2019 Albums of the Year; 20–11.

steve cuocci
10 min readJan 6, 2020

20. Nivhek — After its own death / Walking in a spiral towards the house
Temporal Hovering

This record feels like sitting through a religious gathering, a mass in a cathedral made of crystal and glass and gauze and dried branches. It goes on for startling long periods of time wherein you’ll hear instruments and voices and voices as instruments. You’ll be locked in conversation with your own thoughts for points in time that feel stretched out infinitely, examining and calculating singular instances. You’ll focus. This is like one stripped down step away from Sigur Ros, eliminating the choral vocals that guide the stream of consciousness to an outer place that shimmers in the color of Aurora Borealis and instead lines a dim fire with bells and runes, a minimal sonic environment that disassembles you.

Check Out: Walking In a Spiral Towards the House: Side D

19. American Football — LP3
Mea Culpa

Another band locked into a state of Legacy by their debut LP. American Football’s second record proved that their initial release wasn’t simply a fluke. The musical chemistry represented by Kinsella and Co. is a marvel to behold, one which feels like watching a troupe of acrobats work in tandem with one another without skipping a beat or having a misstep. Guitar notes collide and ricochet like fireworks, forming controlled and beautiful blossoms amidst explosions. Back to back, some of the cameos by Hayley Williams and Elizabeth Powell add a sweet nectar of voice to Mike’s already glossy and effortless contribution. Lyrically, this record pummels you with self reflection and the observations that we are accountable for so many of the faults and failures that we experience. It goes a step further, constantly acknowledging the burden that he has been on family and friends around him. With age, the music has become less chaotic and more siphoned, a clear vision of the way that we have let others down. This doesn’t ask for forgiveness but instead reaches out and wants someone to know that HE knows: “Hey, this was my fault. And I deserve nothing in return.”

Check Out: Every Wave to Ever Rise

18. Year of the Knife — Ultimate Aggression
Menace

I love how this record begins with simply the letters of the band name and some counting. Then pure, frenzied breakdowns. Such utilitarian, pristine commitment to the craft. This record gives me the same feeling I have while watching skate or bmx videos. I don’t know what’s going to happen next, but I know it’s either going to feel cool or feel painful. They have unironic parts that precede breakdowns, those “chuggy-chug-chuggy-chug”s that exist in desolate space that make you say “oh, SHIT” because you know things are about to go absolutely mental. This record might take home the award for Most Accurate Album Title of the Year. Some brilliant riff odes to all time greats. I believe Dimebag would be proud of so much of the work present here.

Excerpted data:
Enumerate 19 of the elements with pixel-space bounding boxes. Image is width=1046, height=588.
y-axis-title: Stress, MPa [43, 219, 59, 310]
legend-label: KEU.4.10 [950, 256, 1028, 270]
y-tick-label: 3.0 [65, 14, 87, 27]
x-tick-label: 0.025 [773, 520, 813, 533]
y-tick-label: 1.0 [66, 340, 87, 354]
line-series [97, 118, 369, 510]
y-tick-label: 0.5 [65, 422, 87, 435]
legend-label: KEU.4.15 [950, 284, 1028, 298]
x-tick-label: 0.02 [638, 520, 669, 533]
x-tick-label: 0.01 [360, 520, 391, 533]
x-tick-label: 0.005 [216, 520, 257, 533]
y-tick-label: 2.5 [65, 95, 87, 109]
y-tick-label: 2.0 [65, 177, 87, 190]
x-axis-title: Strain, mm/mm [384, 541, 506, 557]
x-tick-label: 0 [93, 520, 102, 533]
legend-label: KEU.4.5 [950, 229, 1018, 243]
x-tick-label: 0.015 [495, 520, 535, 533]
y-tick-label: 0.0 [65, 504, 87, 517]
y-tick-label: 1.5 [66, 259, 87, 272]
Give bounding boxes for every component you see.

Directions for this task:
Copy the album rankings starting at "18. Year of" and ending at "work present here.", swapping "pristine" for "meticulous". The material stands apart from the album rankings.

Full solution:
18. Year of the Knife — Ultimate Aggression
Menace

I love how this record begins with simply the letters of the band name and some counting. Then pure, frenzied breakdowns. Such utilitarian, meticulous commitment to the craft. This record gives me the same feeling I have while watching skate or bmx videos. I don’t know what’s going to happen next, but I know it’s either going to feel cool or feel painful. They have unironic parts that precede breakdowns, those “chuggy-chug-chuggy-chug”s that exist in desolate space that make you say “oh, SHIT” because you know things are about to go absolutely mental. This record might take home the award for Most Accurate Album Title of the Year. Some brilliant riff odes to all time greats. I believe Dimebag would be proud of so much of the work present here.